Stated exercise
Scan the data beneath this task and copy each line that includes "date".

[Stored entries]

(begin)

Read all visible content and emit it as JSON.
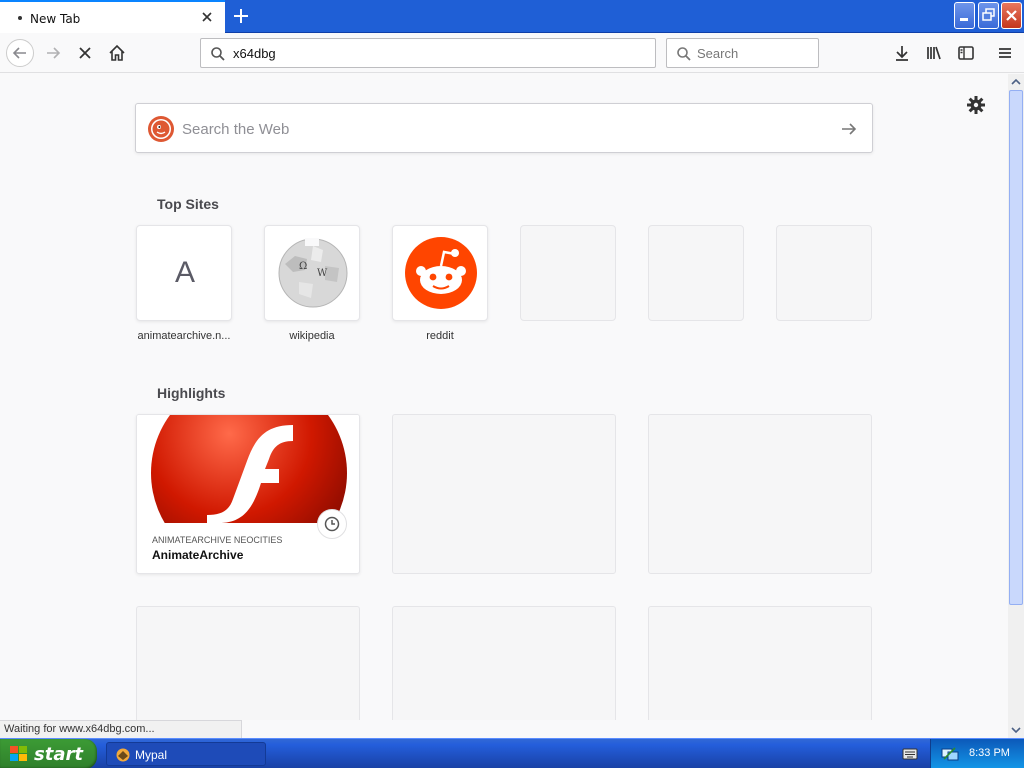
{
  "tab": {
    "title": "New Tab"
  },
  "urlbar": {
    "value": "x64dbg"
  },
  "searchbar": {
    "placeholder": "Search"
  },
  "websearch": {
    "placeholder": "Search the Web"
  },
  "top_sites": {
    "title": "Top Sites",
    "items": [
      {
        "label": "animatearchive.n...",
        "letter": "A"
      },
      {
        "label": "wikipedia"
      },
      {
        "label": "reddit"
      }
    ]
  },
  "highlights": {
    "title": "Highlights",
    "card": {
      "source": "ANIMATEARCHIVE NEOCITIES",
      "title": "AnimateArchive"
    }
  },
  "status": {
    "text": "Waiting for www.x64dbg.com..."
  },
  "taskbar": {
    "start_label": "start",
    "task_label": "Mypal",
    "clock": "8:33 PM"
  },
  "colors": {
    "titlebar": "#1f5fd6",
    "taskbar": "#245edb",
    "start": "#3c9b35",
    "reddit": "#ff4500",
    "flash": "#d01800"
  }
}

(end)
(begin)

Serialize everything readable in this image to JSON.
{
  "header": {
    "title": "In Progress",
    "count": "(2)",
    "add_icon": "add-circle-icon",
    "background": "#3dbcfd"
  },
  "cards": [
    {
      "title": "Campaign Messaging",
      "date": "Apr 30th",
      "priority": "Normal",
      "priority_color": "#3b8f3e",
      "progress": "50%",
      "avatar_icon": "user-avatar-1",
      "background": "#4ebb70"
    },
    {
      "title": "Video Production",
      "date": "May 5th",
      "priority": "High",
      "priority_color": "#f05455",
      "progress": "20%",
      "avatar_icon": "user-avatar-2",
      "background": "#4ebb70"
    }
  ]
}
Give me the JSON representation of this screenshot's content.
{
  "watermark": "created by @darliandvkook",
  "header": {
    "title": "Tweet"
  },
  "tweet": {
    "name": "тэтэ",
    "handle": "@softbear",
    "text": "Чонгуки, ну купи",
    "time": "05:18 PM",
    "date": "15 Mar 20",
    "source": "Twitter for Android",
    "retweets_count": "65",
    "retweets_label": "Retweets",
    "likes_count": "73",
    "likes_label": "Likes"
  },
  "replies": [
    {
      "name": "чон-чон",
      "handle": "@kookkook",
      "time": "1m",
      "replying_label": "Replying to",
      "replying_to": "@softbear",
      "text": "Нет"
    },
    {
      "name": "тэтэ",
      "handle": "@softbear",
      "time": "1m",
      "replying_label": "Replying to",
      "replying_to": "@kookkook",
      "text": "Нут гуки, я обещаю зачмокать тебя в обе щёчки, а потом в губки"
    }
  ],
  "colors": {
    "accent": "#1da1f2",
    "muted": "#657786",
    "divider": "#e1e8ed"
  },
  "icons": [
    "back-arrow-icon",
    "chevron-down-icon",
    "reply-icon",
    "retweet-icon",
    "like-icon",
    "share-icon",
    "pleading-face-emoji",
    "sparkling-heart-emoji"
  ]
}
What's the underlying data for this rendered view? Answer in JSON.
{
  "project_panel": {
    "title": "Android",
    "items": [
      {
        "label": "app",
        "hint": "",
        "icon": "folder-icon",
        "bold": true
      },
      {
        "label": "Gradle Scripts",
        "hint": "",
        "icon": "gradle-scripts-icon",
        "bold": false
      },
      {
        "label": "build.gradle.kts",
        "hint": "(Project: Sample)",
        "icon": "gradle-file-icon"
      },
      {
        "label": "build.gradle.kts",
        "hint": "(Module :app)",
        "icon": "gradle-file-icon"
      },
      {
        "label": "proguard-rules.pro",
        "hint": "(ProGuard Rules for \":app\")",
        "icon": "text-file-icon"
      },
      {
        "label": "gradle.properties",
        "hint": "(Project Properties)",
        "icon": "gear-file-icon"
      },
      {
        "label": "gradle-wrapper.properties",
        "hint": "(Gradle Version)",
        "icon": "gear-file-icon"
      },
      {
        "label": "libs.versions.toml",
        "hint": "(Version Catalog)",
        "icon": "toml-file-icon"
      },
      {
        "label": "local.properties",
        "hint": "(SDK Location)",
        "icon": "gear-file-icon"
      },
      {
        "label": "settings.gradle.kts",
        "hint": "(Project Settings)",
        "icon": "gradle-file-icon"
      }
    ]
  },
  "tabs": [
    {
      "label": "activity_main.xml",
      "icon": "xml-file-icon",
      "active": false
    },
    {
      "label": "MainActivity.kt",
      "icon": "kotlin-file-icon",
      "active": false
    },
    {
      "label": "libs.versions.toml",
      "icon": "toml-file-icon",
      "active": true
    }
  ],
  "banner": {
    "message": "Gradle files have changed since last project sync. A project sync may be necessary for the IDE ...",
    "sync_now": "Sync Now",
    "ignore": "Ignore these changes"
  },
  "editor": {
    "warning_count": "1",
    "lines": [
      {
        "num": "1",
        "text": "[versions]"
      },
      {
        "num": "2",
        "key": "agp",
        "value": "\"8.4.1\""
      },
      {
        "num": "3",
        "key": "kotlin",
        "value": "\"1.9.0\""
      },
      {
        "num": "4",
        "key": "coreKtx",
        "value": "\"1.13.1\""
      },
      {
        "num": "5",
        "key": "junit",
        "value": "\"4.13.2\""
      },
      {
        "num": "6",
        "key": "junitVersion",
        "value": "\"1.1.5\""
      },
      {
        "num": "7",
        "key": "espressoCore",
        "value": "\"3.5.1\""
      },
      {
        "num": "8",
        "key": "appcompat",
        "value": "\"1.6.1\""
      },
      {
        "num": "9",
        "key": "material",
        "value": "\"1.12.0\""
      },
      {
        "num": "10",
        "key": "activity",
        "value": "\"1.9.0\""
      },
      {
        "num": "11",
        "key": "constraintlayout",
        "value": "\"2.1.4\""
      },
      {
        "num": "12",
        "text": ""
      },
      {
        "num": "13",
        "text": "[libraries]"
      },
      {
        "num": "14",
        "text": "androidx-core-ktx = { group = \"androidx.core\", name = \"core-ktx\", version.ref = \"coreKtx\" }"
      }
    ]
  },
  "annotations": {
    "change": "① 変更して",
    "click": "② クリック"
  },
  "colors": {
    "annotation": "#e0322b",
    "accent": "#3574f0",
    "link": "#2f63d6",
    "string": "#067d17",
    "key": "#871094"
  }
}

(end)

Response to the task
      "date": "Apr 30th",
      "date": "May 5th",
    "date": "15 Mar 20",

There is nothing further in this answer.